* _SOURCE RECORDS_
· · · ·
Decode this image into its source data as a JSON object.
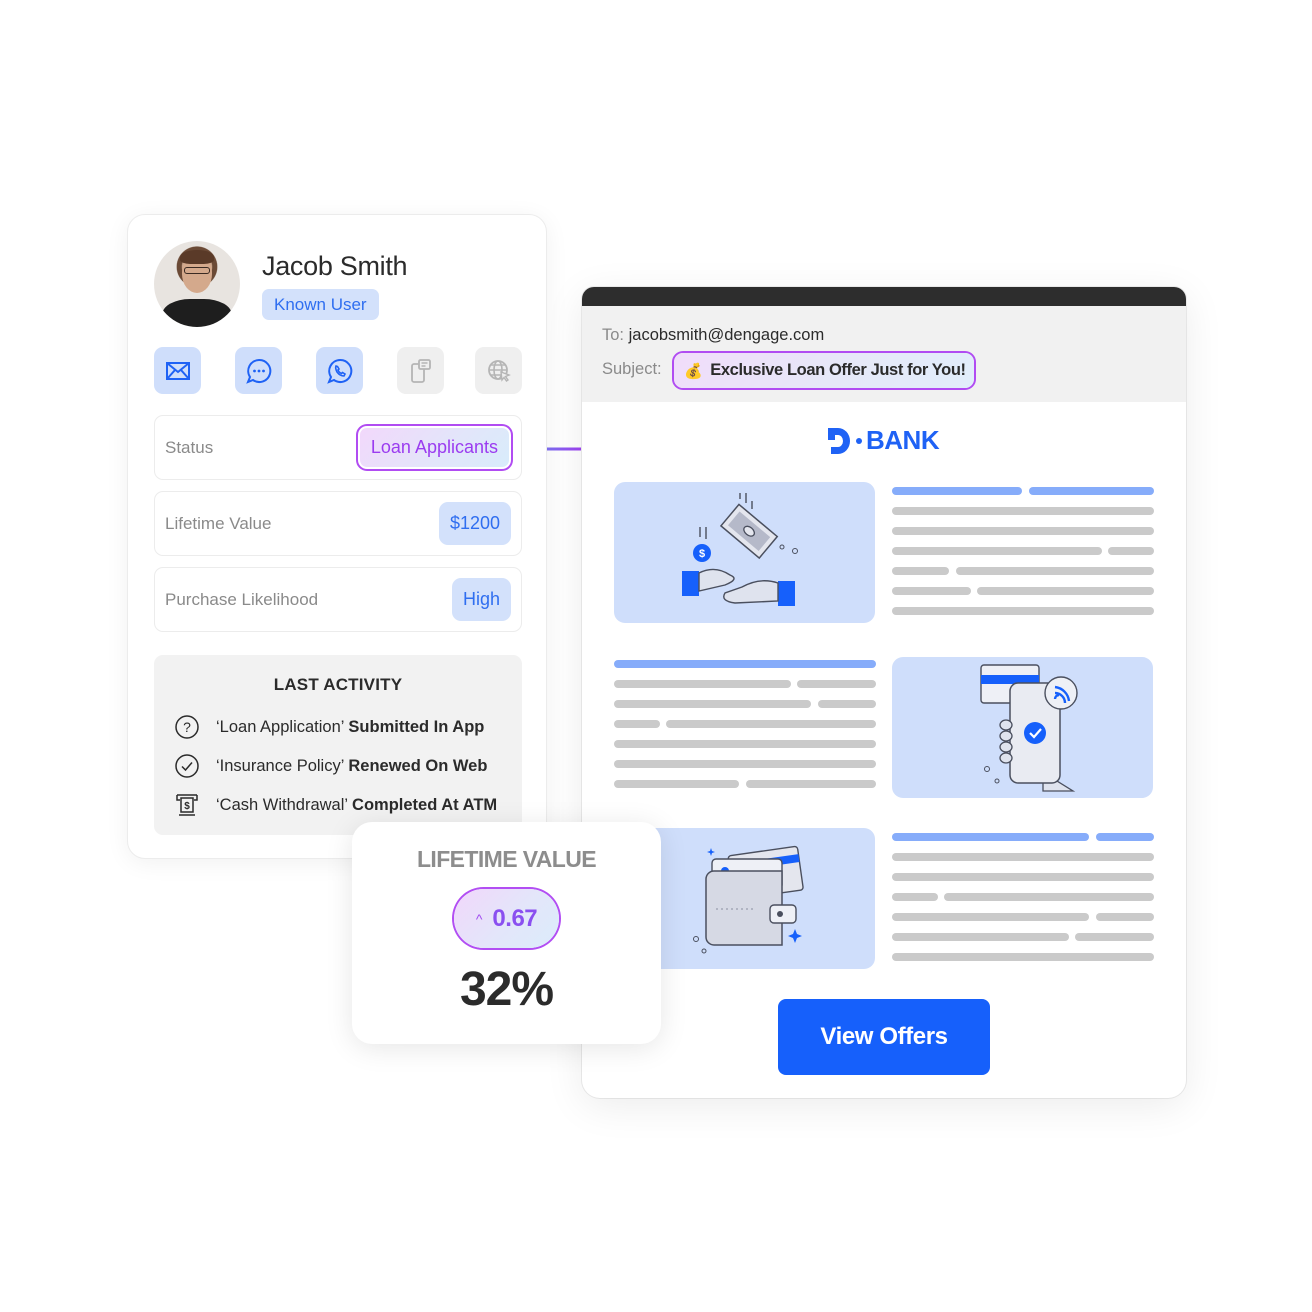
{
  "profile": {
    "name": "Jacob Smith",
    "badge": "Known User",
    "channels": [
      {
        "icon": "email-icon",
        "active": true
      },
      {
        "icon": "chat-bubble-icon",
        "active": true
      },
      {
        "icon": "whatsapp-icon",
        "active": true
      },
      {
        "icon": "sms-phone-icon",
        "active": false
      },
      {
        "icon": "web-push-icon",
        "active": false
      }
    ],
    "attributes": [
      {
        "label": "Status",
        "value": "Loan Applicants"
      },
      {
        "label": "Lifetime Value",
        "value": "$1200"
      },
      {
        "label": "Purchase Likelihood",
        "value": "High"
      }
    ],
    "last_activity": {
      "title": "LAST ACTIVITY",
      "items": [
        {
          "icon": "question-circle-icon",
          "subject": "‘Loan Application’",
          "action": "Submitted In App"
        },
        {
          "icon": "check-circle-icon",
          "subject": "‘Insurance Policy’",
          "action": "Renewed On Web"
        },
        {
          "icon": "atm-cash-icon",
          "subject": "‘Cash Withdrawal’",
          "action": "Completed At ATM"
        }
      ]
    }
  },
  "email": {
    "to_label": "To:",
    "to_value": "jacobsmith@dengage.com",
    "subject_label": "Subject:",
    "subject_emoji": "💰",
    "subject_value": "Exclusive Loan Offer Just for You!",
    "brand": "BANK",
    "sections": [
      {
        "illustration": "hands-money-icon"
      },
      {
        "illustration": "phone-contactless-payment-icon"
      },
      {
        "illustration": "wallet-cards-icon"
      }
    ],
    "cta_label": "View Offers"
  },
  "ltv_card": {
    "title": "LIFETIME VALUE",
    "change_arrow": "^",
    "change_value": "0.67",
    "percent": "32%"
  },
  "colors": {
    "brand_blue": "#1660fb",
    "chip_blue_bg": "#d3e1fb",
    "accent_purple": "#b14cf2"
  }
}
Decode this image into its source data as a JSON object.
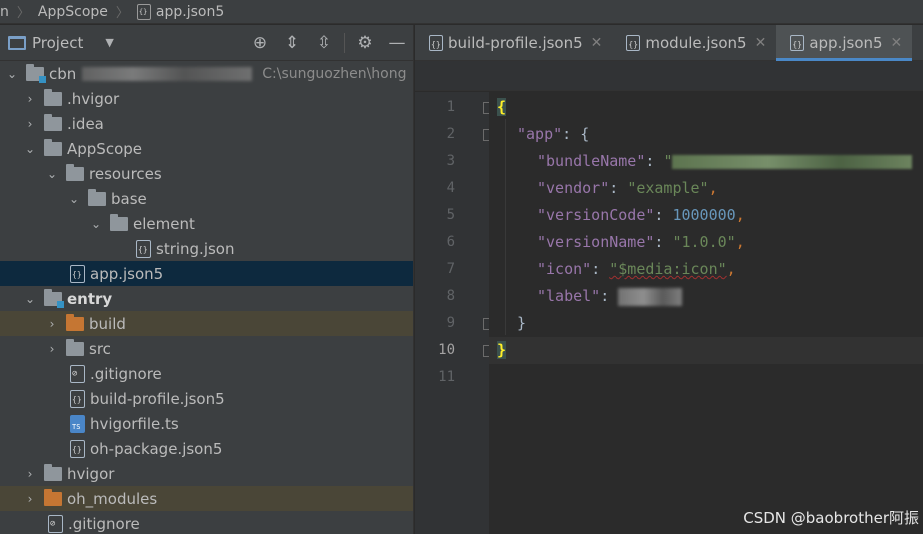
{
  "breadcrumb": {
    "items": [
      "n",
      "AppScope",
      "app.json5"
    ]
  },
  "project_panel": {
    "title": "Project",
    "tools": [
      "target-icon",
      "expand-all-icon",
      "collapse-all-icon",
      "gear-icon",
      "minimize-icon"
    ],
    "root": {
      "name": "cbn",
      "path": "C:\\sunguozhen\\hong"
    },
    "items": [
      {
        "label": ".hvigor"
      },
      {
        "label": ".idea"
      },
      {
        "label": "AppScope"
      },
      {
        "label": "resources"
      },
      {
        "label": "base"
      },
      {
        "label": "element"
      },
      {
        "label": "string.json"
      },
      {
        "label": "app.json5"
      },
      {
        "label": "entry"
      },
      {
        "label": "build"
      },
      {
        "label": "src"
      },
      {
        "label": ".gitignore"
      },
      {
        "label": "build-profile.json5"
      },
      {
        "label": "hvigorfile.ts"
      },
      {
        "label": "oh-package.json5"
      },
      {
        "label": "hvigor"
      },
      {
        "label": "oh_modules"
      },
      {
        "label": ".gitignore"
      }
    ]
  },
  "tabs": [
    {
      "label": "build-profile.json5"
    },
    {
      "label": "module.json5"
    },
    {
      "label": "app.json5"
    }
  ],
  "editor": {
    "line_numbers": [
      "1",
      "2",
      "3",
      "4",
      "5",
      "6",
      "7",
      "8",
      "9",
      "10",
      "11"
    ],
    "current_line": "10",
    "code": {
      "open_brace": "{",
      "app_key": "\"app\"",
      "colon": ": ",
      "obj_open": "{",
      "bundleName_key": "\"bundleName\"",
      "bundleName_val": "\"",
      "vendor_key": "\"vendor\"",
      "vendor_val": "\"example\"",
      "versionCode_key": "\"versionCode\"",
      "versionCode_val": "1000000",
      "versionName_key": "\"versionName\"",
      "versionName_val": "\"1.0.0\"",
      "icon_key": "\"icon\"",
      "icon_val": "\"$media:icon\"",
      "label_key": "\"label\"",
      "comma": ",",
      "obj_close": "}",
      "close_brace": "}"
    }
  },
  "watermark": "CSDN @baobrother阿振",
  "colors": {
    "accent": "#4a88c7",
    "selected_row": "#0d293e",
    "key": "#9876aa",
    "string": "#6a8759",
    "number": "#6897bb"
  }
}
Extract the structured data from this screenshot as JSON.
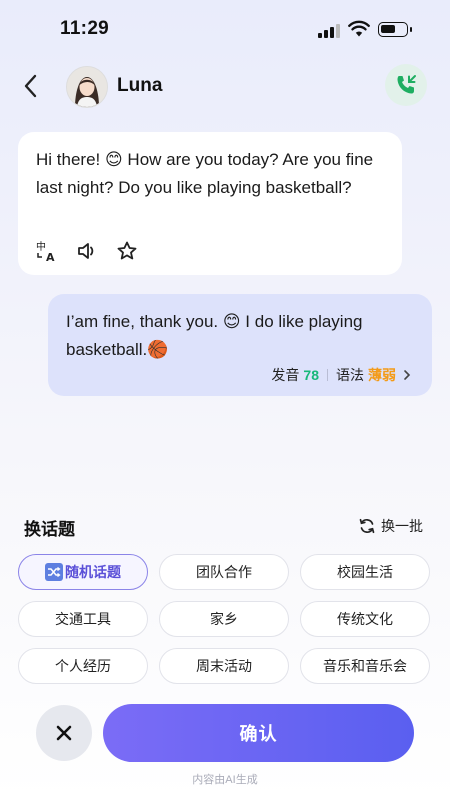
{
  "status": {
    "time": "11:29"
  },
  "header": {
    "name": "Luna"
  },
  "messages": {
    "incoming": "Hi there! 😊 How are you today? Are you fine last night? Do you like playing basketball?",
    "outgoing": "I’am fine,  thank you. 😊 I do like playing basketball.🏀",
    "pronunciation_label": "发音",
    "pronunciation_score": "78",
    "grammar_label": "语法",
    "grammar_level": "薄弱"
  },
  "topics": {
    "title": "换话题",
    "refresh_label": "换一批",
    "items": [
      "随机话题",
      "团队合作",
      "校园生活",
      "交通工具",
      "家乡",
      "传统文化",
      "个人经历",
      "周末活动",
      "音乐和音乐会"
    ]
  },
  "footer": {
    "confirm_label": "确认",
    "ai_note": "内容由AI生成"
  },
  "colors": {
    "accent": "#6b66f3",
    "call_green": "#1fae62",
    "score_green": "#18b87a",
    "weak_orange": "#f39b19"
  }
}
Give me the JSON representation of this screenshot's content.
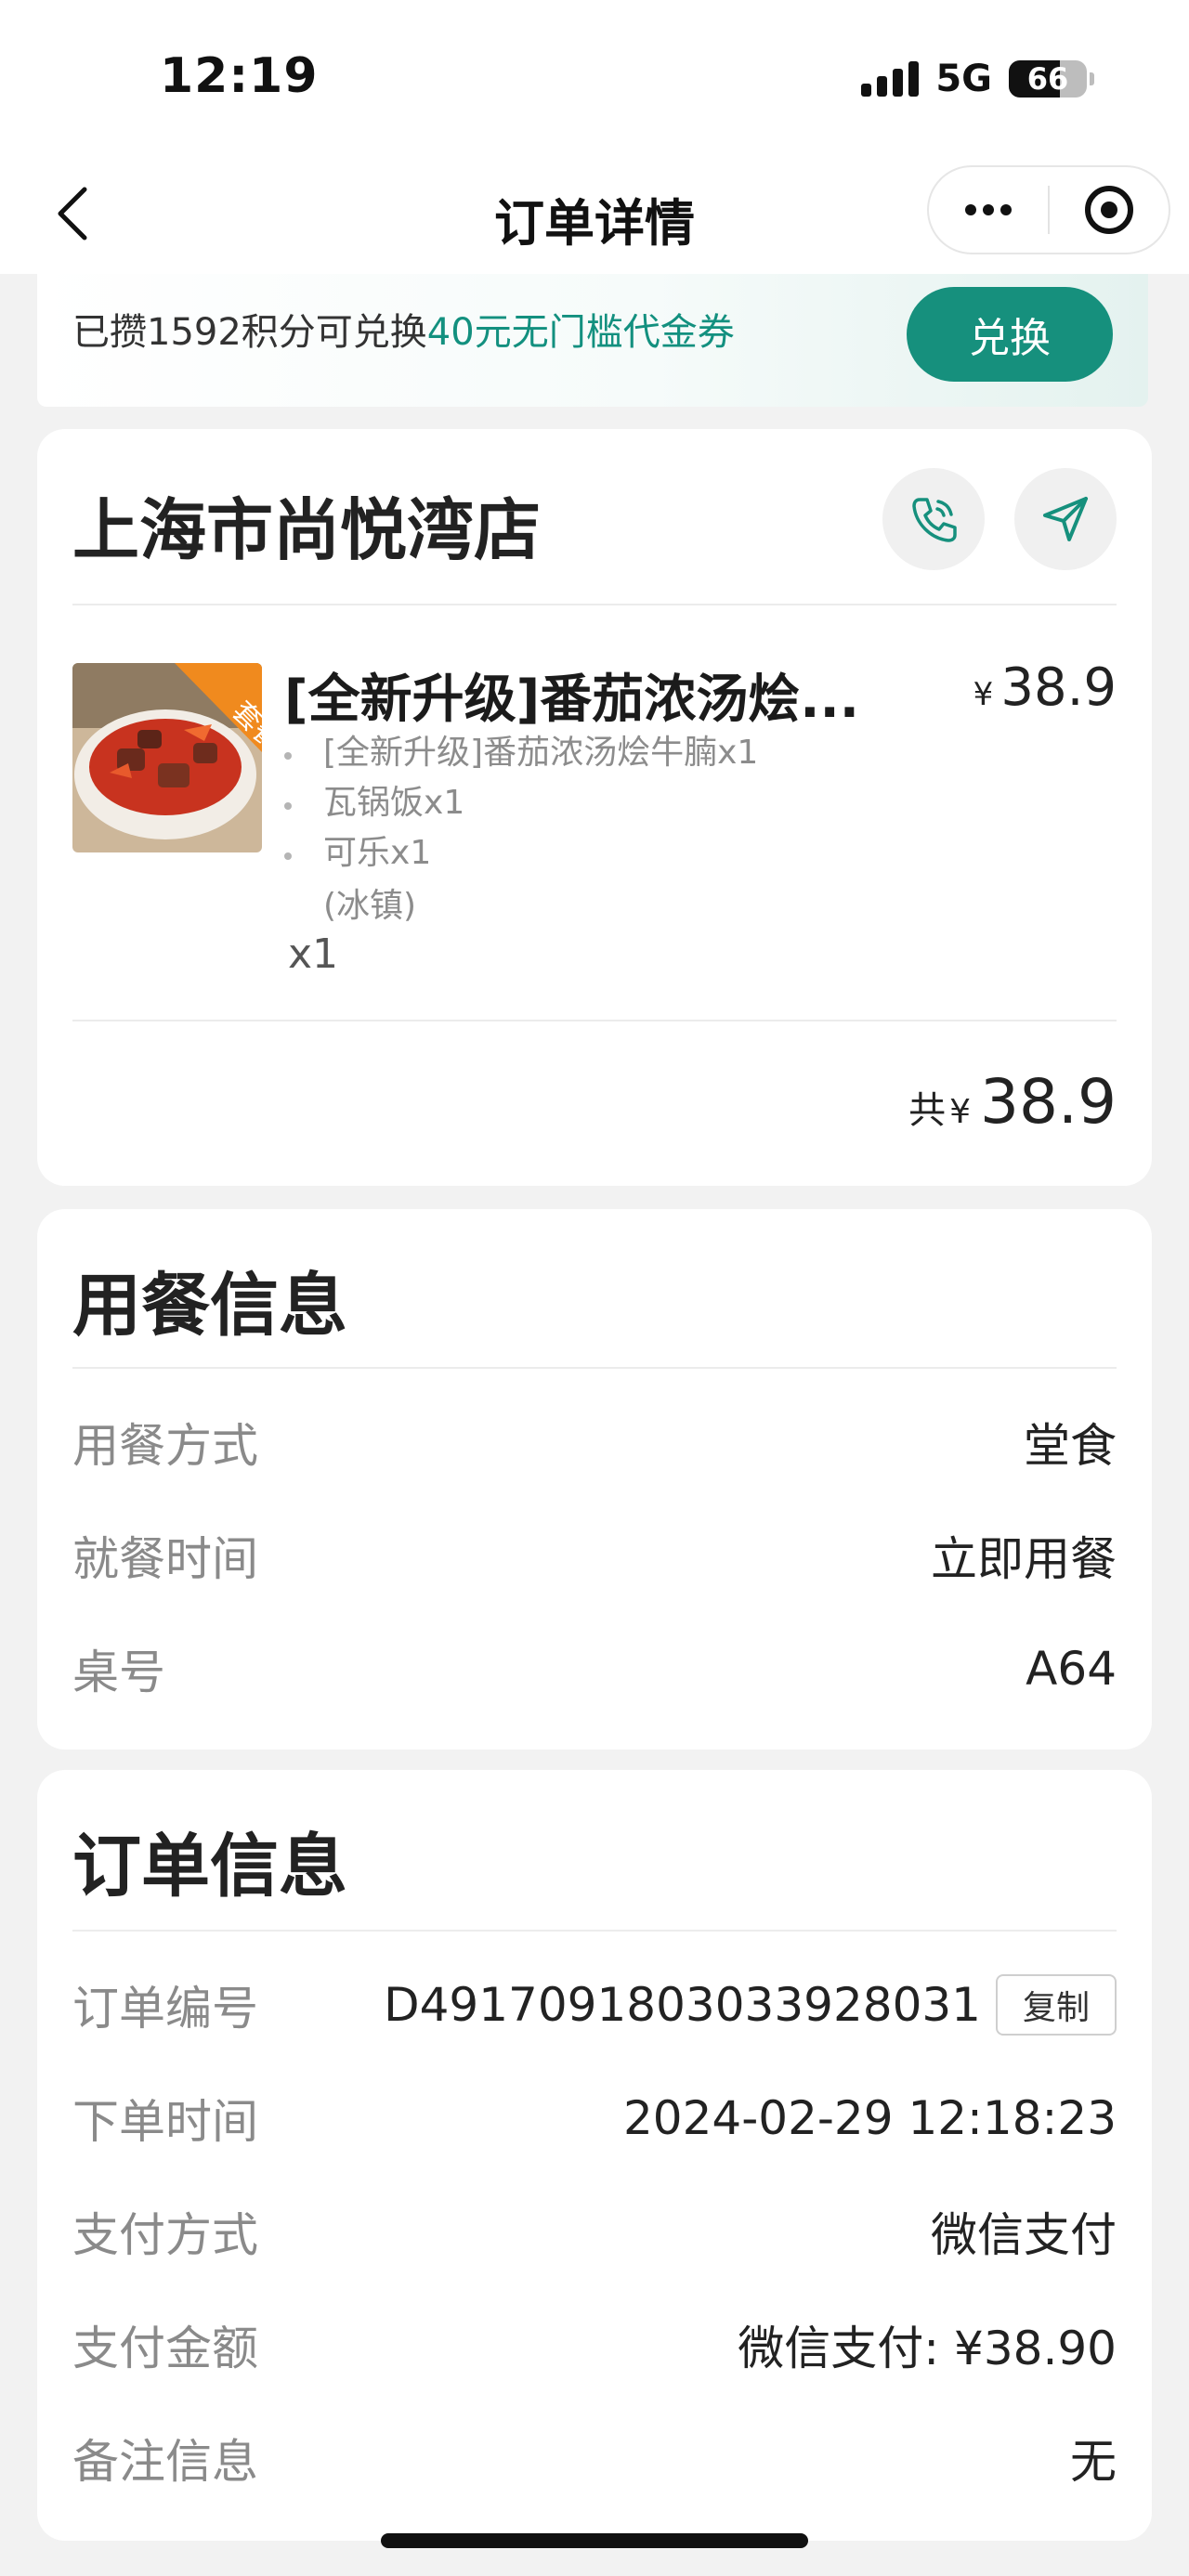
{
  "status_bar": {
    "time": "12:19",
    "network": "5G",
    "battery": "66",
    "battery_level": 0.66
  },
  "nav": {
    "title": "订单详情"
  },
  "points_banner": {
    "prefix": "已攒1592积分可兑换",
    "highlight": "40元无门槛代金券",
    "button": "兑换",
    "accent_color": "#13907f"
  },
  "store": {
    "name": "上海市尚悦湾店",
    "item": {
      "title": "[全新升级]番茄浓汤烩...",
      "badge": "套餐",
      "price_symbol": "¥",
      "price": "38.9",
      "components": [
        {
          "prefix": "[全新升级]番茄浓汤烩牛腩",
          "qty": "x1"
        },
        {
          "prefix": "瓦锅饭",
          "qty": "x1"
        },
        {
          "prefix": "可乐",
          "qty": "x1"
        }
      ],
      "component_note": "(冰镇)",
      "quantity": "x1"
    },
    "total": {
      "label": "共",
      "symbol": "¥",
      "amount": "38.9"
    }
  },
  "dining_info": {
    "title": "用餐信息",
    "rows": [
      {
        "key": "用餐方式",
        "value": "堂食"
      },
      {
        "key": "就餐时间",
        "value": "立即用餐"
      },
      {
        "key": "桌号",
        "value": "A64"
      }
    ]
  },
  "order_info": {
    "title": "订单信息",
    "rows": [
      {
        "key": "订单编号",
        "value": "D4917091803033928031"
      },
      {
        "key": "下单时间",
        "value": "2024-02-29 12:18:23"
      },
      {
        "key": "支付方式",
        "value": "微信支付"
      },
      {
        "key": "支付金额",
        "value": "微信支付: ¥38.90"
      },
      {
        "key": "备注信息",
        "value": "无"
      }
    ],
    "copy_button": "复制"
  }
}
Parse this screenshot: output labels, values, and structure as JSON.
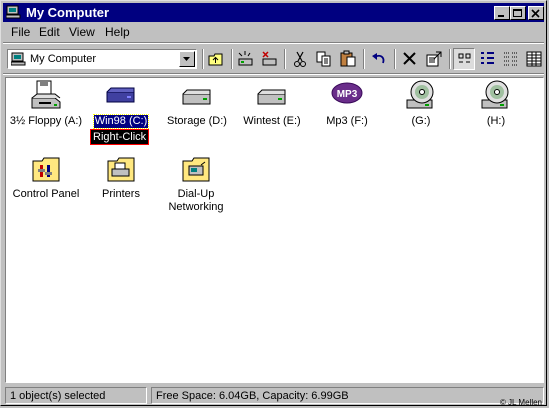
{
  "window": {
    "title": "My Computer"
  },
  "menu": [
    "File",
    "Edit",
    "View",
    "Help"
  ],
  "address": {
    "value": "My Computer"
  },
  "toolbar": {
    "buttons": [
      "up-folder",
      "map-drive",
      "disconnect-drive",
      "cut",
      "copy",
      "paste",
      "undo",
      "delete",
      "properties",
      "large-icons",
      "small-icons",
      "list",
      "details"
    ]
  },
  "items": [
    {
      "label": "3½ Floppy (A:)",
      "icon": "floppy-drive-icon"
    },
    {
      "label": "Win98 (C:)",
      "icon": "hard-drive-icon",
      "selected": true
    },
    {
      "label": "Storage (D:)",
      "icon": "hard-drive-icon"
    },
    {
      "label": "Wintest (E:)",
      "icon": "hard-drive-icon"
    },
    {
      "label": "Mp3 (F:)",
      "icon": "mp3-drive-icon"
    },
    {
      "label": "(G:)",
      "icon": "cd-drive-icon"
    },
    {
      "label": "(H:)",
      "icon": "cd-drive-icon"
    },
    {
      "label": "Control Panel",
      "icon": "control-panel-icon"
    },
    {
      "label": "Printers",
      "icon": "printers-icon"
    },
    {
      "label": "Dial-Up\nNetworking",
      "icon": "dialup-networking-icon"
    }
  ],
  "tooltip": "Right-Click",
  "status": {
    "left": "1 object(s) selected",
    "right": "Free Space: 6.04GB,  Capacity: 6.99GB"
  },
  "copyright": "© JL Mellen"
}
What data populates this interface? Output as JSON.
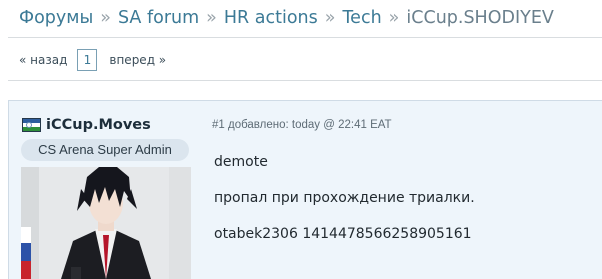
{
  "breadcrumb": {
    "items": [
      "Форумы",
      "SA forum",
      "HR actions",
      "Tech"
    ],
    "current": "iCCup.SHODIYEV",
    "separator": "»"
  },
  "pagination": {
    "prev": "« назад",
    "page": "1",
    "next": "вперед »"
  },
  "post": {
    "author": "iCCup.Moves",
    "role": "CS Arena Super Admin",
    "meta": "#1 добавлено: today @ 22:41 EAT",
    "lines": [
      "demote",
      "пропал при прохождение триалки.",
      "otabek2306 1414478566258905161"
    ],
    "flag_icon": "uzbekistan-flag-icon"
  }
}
· · · ·
* _INSTRUCTION_
Exactly as written, set down the lines from the line holding "What data populates" to the last line of the data, both ends included, pictures excluded.

* _WRITTEN ANSWER_
What data populates this interface? Output as JSON.
{
  "breadcrumb": {
    "items": [
      "Форумы",
      "SA forum",
      "HR actions",
      "Tech"
    ],
    "current": "iCCup.SHODIYEV",
    "separator": "»"
  },
  "pagination": {
    "prev": "« назад",
    "page": "1",
    "next": "вперед »"
  },
  "post": {
    "author": "iCCup.Moves",
    "role": "CS Arena Super Admin",
    "meta": "#1 добавлено: today @ 22:41 EAT",
    "lines": [
      "demote",
      "пропал при прохождение триалки.",
      "otabek2306 1414478566258905161"
    ],
    "flag_icon": "uzbekistan-flag-icon"
  }
}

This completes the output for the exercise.